### DATA FOR THIS TASK ###
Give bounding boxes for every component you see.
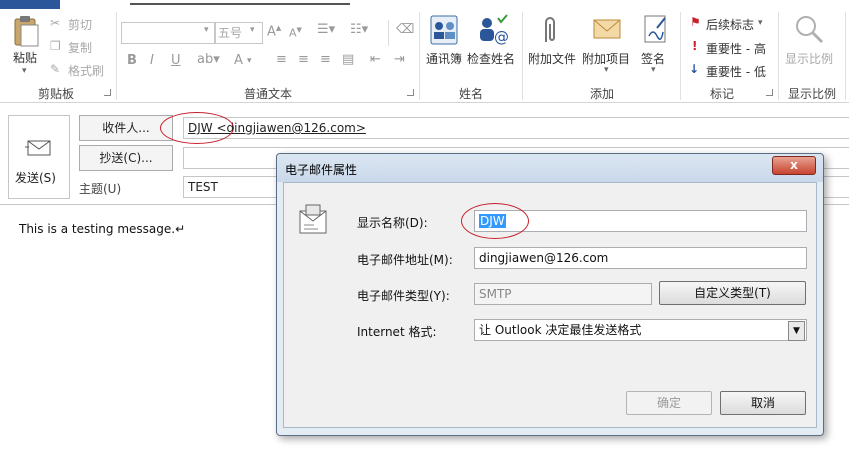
format-painter-icon: ✎: [50, 62, 61, 76]
send-button[interactable]: 发送(S): [8, 115, 70, 199]
justify-icon[interactable]: ▤: [342, 52, 354, 67]
zoom-button[interactable]: 显示比例: [785, 50, 833, 67]
low-importance-icon: ↓: [689, 62, 700, 76]
names-group-label: 姓名: [458, 87, 483, 101]
dialog-body: 显示名称(D): DJW 电子邮件地址(M): dingjiawen@126.c…: [283, 182, 817, 428]
subject-label: 主题(U): [79, 182, 122, 196]
send-envelope-icon: [25, 138, 53, 161]
annotation-circle: [461, 203, 529, 239]
close-button[interactable]: x: [772, 156, 816, 175]
attach-item-icon[interactable]: [592, 14, 622, 47]
font-size-combo[interactable]: 五号: [215, 22, 263, 44]
contact-card-icon: [296, 203, 332, 242]
cc-button[interactable]: 抄送(C)...: [79, 145, 173, 171]
increase-indent-icon[interactable]: ⇥: [394, 52, 405, 67]
cut-button[interactable]: 剪切: [68, 16, 92, 33]
group-divider: [522, 12, 523, 100]
tags-group-label: 标记: [709, 87, 734, 101]
copy-button[interactable]: 复制: [68, 39, 92, 56]
address-book-button[interactable]: 通讯簿: [426, 50, 462, 67]
paste-button[interactable]: 粘贴: [13, 49, 37, 66]
zoom-group-label: 显示比例: [787, 87, 836, 101]
email-type-label: 电子邮件类型(Y):: [357, 289, 450, 303]
follow-up-button[interactable]: 后续标志: [706, 16, 754, 33]
bullets-icon[interactable]: ☰▾: [317, 22, 335, 37]
flag-icon: ⚑: [690, 15, 701, 29]
dialog-title: 电子邮件属性: [285, 163, 358, 177]
tags-launcher-icon[interactable]: [766, 89, 773, 96]
close-icon: x: [790, 158, 798, 172]
low-importance-button[interactable]: 重要性 - 低: [706, 63, 766, 80]
ribbon: 粘贴 ▾ ✂ 剪切 ❐ 复制 ✎ 格式刷 剪贴板 ▾ 五号 ▾ A▲ A▼ ☰▾…: [0, 0, 849, 103]
cancel-button[interactable]: 取消: [720, 391, 806, 415]
ok-button[interactable]: 确定: [626, 391, 712, 415]
group-divider: [845, 12, 846, 100]
align-right-icon[interactable]: ≡: [320, 52, 331, 67]
font-color-button[interactable]: A: [234, 53, 243, 68]
group-divider: [778, 12, 779, 100]
svg-text:@: @: [494, 28, 509, 46]
numbering-icon[interactable]: ☷▾: [350, 22, 368, 37]
align-left-icon[interactable]: ≡: [276, 52, 287, 67]
underline-button[interactable]: U: [171, 53, 181, 68]
include-group-label: 添加: [589, 87, 614, 101]
annotation-circle: [160, 112, 234, 144]
magnifier-icon[interactable]: [794, 14, 824, 47]
internet-format-label: Internet 格式:: [357, 325, 437, 339]
address-book-icon[interactable]: [428, 14, 460, 49]
chevron-down-icon[interactable]: ▼: [788, 321, 805, 341]
toolbar-divider: [388, 20, 389, 46]
highlight-icon[interactable]: ab▾: [197, 52, 220, 67]
email-type-input[interactable]: SMTP: [474, 283, 652, 305]
check-names-button[interactable]: 检查姓名: [467, 50, 515, 67]
clear-formatting-icon[interactable]: ⌫: [396, 22, 414, 37]
check-names-icon[interactable]: @: [476, 14, 510, 49]
italic-button[interactable]: I: [150, 53, 154, 68]
to-field[interactable]: DJW <dingjiawen@126.com>: [183, 117, 849, 139]
email-properties-dialog: 电子邮件属性 x 显示名称(D): DJW 电子邮件地址(M): dingjia…: [276, 153, 824, 436]
message-body[interactable]: This is a testing message.↵: [19, 222, 185, 236]
group-divider: [116, 12, 117, 100]
send-label: 发送(S): [15, 171, 56, 185]
internet-format-select[interactable]: 让 Outlook 决定最佳发送格式 ▼: [474, 319, 807, 341]
decrease-indent-icon[interactable]: ⇤: [370, 52, 381, 67]
custom-type-button[interactable]: 自定义类型(T): [659, 281, 806, 305]
paperclip-icon[interactable]: [538, 14, 562, 49]
font-size-dropdown-icon[interactable]: ▾: [250, 25, 255, 35]
grow-font-icon[interactable]: A▲: [267, 24, 281, 39]
font-name-dropdown-icon[interactable]: ▾: [204, 25, 209, 35]
email-address-input[interactable]: dingjiawen@126.com: [474, 247, 807, 269]
align-center-icon[interactable]: ≡: [298, 52, 309, 67]
high-importance-icon: !: [692, 39, 698, 53]
dialog-title-bar: 电子邮件属性 x: [277, 154, 823, 182]
email-address-label: 电子邮件地址(M):: [357, 253, 453, 267]
basic-text-launcher-icon[interactable]: [407, 89, 414, 96]
font-name-combo[interactable]: [121, 22, 215, 44]
basic-text-group-label: 普通文本: [243, 87, 292, 101]
attach-item-dropdown-icon[interactable]: ▾: [604, 65, 609, 75]
bold-button[interactable]: B: [127, 53, 137, 68]
paste-icon[interactable]: [12, 16, 40, 48]
display-name-label: 显示名称(D):: [357, 216, 428, 230]
copy-icon: ❐: [50, 39, 61, 53]
format-painter-button[interactable]: 格式刷: [68, 62, 104, 79]
signature-dropdown-icon[interactable]: ▾: [651, 65, 656, 75]
group-divider: [680, 12, 681, 100]
internet-format-value: 让 Outlook 决定最佳发送格式: [479, 323, 642, 337]
shrink-font-icon[interactable]: A▼: [289, 26, 302, 40]
ribbon-tab-strip: [0, 0, 849, 9]
paste-dropdown-icon[interactable]: ▾: [22, 66, 27, 76]
tab-strip-remnant: [130, 3, 350, 5]
scissors-icon: ✂: [50, 16, 61, 30]
attach-file-button[interactable]: 附加文件: [528, 50, 576, 67]
to-button[interactable]: 收件人...: [79, 115, 173, 141]
signature-icon[interactable]: [643, 14, 669, 49]
tab-message[interactable]: [0, 0, 60, 9]
clipboard-launcher-icon[interactable]: [104, 89, 111, 96]
high-importance-button[interactable]: 重要性 - 高: [706, 40, 766, 57]
font-color-dropdown-icon[interactable]: ▾: [247, 56, 252, 66]
follow-up-dropdown-icon[interactable]: ▾: [758, 18, 763, 28]
clipboard-group-label: 剪贴板: [37, 87, 74, 101]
###
* INSTRUCTION
Copy the entries above line for line, without changing anything, and leave the pictures out.

* WRITTEN ANSWER
Give bounding boxes for every component you see.
format-painter-icon: ✎: [50, 62, 61, 76]
send-button[interactable]: 发送(S): [8, 115, 70, 199]
justify-icon[interactable]: ▤: [342, 52, 354, 67]
zoom-button[interactable]: 显示比例: [785, 50, 833, 67]
low-importance-icon: ↓: [689, 62, 700, 76]
names-group-label: 姓名: [458, 87, 483, 101]
dialog-body: 显示名称(D): DJW 电子邮件地址(M): dingjiawen@126.c…: [283, 182, 817, 428]
subject-label: 主题(U): [79, 182, 122, 196]
send-envelope-icon: [25, 138, 53, 161]
annotation-circle: [461, 203, 529, 239]
close-button[interactable]: x: [772, 156, 816, 175]
attach-item-icon[interactable]: [592, 14, 622, 47]
font-size-combo[interactable]: 五号: [215, 22, 263, 44]
contact-card-icon: [296, 203, 332, 242]
cc-button[interactable]: 抄送(C)...: [79, 145, 173, 171]
increase-indent-icon[interactable]: ⇥: [394, 52, 405, 67]
cut-button[interactable]: 剪切: [68, 16, 92, 33]
group-divider: [522, 12, 523, 100]
tags-group-label: 标记: [709, 87, 734, 101]
copy-button[interactable]: 复制: [68, 39, 92, 56]
address-book-button[interactable]: 通讯簿: [426, 50, 462, 67]
paste-button[interactable]: 粘贴: [13, 49, 37, 66]
zoom-group-label: 显示比例: [787, 87, 836, 101]
email-type-label: 电子邮件类型(Y):: [357, 289, 450, 303]
follow-up-button[interactable]: 后续标志: [706, 16, 754, 33]
bullets-icon[interactable]: ☰▾: [317, 22, 335, 37]
flag-icon: ⚑: [690, 15, 701, 29]
dialog-title: 电子邮件属性: [285, 163, 358, 177]
tags-launcher-icon[interactable]: [766, 89, 773, 96]
close-icon: x: [790, 158, 798, 172]
low-importance-button[interactable]: 重要性 - 低: [706, 63, 766, 80]
ribbon: 粘贴 ▾ ✂ 剪切 ❐ 复制 ✎ 格式刷 剪贴板 ▾ 五号 ▾ A▲ A▼ ☰▾…: [0, 0, 849, 103]
cancel-button[interactable]: 取消: [720, 391, 806, 415]
ok-button[interactable]: 确定: [626, 391, 712, 415]
group-divider: [845, 12, 846, 100]
align-right-icon[interactable]: ≡: [320, 52, 331, 67]
font-color-button[interactable]: A: [234, 53, 243, 68]
group-divider: [778, 12, 779, 100]
svg-text:@: @: [494, 28, 509, 46]
numbering-icon[interactable]: ☷▾: [350, 22, 368, 37]
align-left-icon[interactable]: ≡: [276, 52, 287, 67]
underline-button[interactable]: U: [171, 53, 181, 68]
include-group-label: 添加: [589, 87, 614, 101]
annotation-circle: [160, 112, 234, 144]
magnifier-icon[interactable]: [794, 14, 824, 47]
internet-format-label: Internet 格式:: [357, 325, 437, 339]
address-book-icon[interactable]: [428, 14, 460, 49]
chevron-down-icon[interactable]: ▼: [788, 321, 805, 341]
toolbar-divider: [388, 20, 389, 46]
highlight-icon[interactable]: ab▾: [197, 52, 220, 67]
email-type-input[interactable]: SMTP: [474, 283, 652, 305]
check-names-button[interactable]: 检查姓名: [467, 50, 515, 67]
clear-formatting-icon[interactable]: ⌫: [396, 22, 414, 37]
check-names-icon[interactable]: @: [476, 14, 510, 49]
italic-button[interactable]: I: [150, 53, 154, 68]
to-field[interactable]: DJW <dingjiawen@126.com>: [183, 117, 849, 139]
email-properties-dialog: 电子邮件属性 x 显示名称(D): DJW 电子邮件地址(M): dingjia…: [276, 153, 824, 436]
message-body[interactable]: This is a testing message.↵: [19, 222, 185, 236]
group-divider: [116, 12, 117, 100]
send-label: 发送(S): [15, 171, 56, 185]
internet-format-select[interactable]: 让 Outlook 决定最佳发送格式 ▼: [474, 319, 807, 341]
decrease-indent-icon[interactable]: ⇤: [370, 52, 381, 67]
custom-type-button[interactable]: 自定义类型(T): [659, 281, 806, 305]
paperclip-icon[interactable]: [538, 14, 562, 49]
font-size-dropdown-icon[interactable]: ▾: [250, 25, 255, 35]
grow-font-icon[interactable]: A▲: [267, 24, 281, 39]
font-name-dropdown-icon[interactable]: ▾: [204, 25, 209, 35]
email-address-input[interactable]: dingjiawen@126.com: [474, 247, 807, 269]
align-center-icon[interactable]: ≡: [298, 52, 309, 67]
high-importance-icon: !: [692, 39, 698, 53]
dialog-title-bar: 电子邮件属性 x: [277, 154, 823, 182]
email-address-label: 电子邮件地址(M):: [357, 253, 453, 267]
basic-text-launcher-icon[interactable]: [407, 89, 414, 96]
font-name-combo[interactable]: [121, 22, 215, 44]
basic-text-group-label: 普通文本: [243, 87, 292, 101]
attach-item-dropdown-icon[interactable]: ▾: [604, 65, 609, 75]
bold-button[interactable]: B: [127, 53, 137, 68]
paste-icon[interactable]: [12, 16, 40, 48]
display-name-label: 显示名称(D):: [357, 216, 428, 230]
copy-icon: ❐: [50, 39, 61, 53]
format-painter-button[interactable]: 格式刷: [68, 62, 104, 79]
signature-dropdown-icon[interactable]: ▾: [651, 65, 656, 75]
group-divider: [680, 12, 681, 100]
internet-format-value: 让 Outlook 决定最佳发送格式: [479, 323, 642, 337]
shrink-font-icon[interactable]: A▼: [289, 26, 302, 40]
ribbon-tab-strip: [0, 0, 849, 9]
paste-dropdown-icon[interactable]: ▾: [22, 66, 27, 76]
tab-strip-remnant: [130, 3, 350, 5]
scissors-icon: ✂: [50, 16, 61, 30]
attach-file-button[interactable]: 附加文件: [528, 50, 576, 67]
to-button[interactable]: 收件人...: [79, 115, 173, 141]
signature-icon[interactable]: [643, 14, 669, 49]
tab-message[interactable]: [0, 0, 60, 9]
clipboard-launcher-icon[interactable]: [104, 89, 111, 96]
high-importance-button[interactable]: 重要性 - 高: [706, 40, 766, 57]
font-color-dropdown-icon[interactable]: ▾: [247, 56, 252, 66]
follow-up-dropdown-icon[interactable]: ▾: [758, 18, 763, 28]
clipboard-group-label: 剪贴板: [37, 87, 74, 101]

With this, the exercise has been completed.